### YOUR INSTRUCTIONS
Copy all of the material exactly. Pictures are not to appear in the copy.

### RECORDS SUPPLIED
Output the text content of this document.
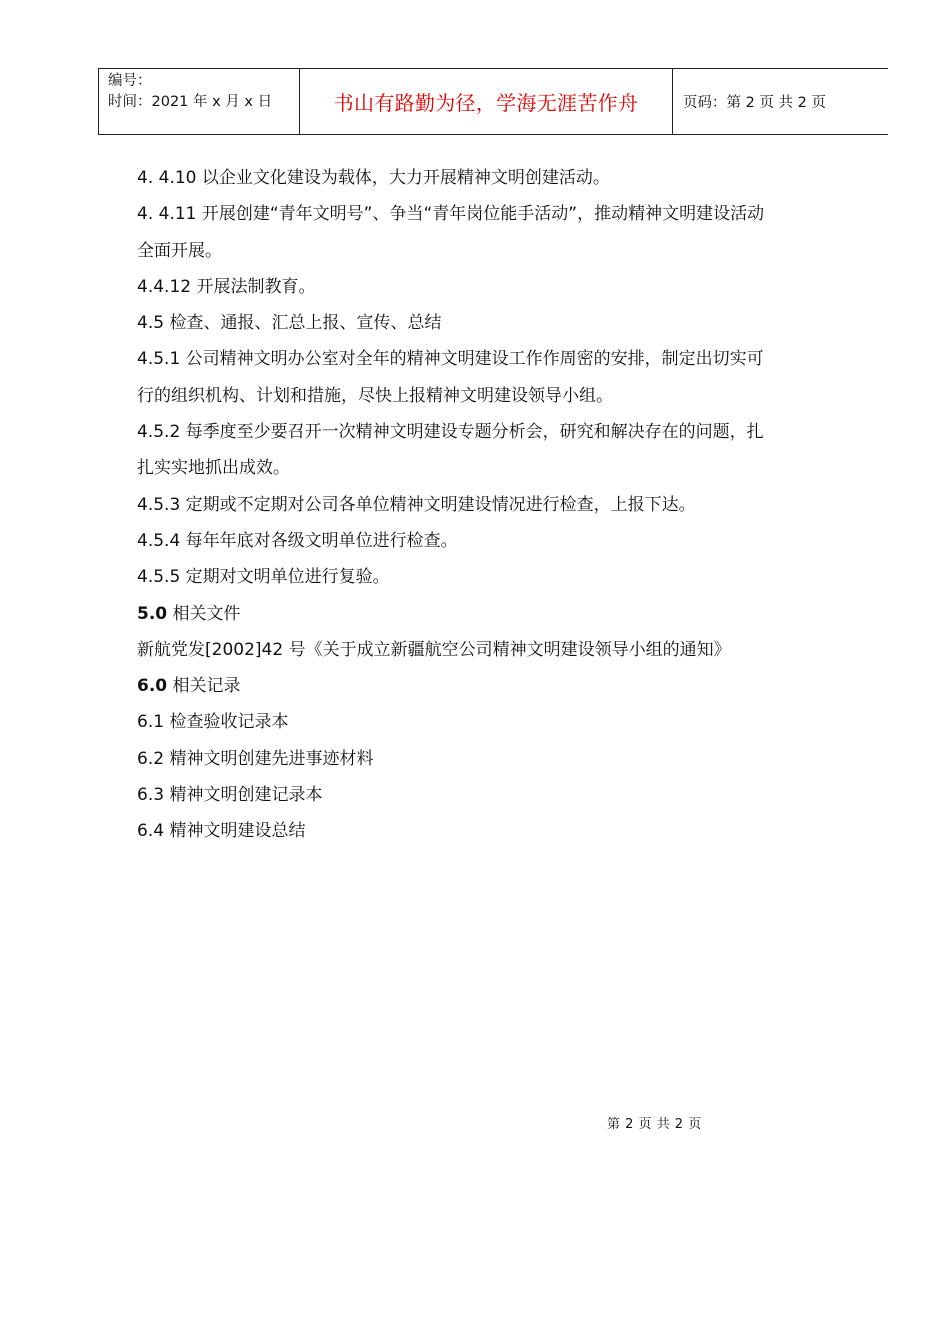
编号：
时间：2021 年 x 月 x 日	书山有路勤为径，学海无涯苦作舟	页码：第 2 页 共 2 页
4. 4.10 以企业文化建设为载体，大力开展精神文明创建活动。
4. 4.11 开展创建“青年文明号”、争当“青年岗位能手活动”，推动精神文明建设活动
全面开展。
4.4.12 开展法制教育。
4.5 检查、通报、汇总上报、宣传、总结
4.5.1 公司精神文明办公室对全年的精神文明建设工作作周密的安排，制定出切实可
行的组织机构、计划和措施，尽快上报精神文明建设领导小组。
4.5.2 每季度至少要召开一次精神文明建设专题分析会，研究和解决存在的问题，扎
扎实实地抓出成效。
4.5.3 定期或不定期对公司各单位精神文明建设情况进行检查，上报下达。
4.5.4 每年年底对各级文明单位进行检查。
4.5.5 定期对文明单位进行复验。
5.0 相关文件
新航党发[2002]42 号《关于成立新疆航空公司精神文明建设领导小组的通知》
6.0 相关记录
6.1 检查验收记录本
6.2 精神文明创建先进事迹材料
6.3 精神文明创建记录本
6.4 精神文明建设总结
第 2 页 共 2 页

### THE COMPLETED TASK
Output the text content of this document.
编号：
时间：2021 年 x 月 x 日	书山有路勤为径，学海无涯苦作舟	页码：第 2 页 共 2 页
4. 4.10 以企业文化建设为载体，大力开展精神文明创建活动。
4. 4.11 开展创建“青年文明号”、争当“青年岗位能手活动”，推动精神文明建设活动
全面开展。
4.4.12 开展法制教育。
4.5 检查、通报、汇总上报、宣传、总结
4.5.1 公司精神文明办公室对全年的精神文明建设工作作周密的安排，制定出切实可
行的组织机构、计划和措施，尽快上报精神文明建设领导小组。
4.5.2 每季度至少要召开一次精神文明建设专题分析会，研究和解决存在的问题，扎
扎实实地抓出成效。
4.5.3 定期或不定期对公司各单位精神文明建设情况进行检查，上报下达。
4.5.4 每年年底对各级文明单位进行检查。
4.5.5 定期对文明单位进行复验。
5.0 相关文件
新航党发[2002]42 号《关于成立新疆航空公司精神文明建设领导小组的通知》
6.0 相关记录
6.1 检查验收记录本
6.2 精神文明创建先进事迹材料
6.3 精神文明创建记录本
6.4 精神文明建设总结
第 2 页 共 2 页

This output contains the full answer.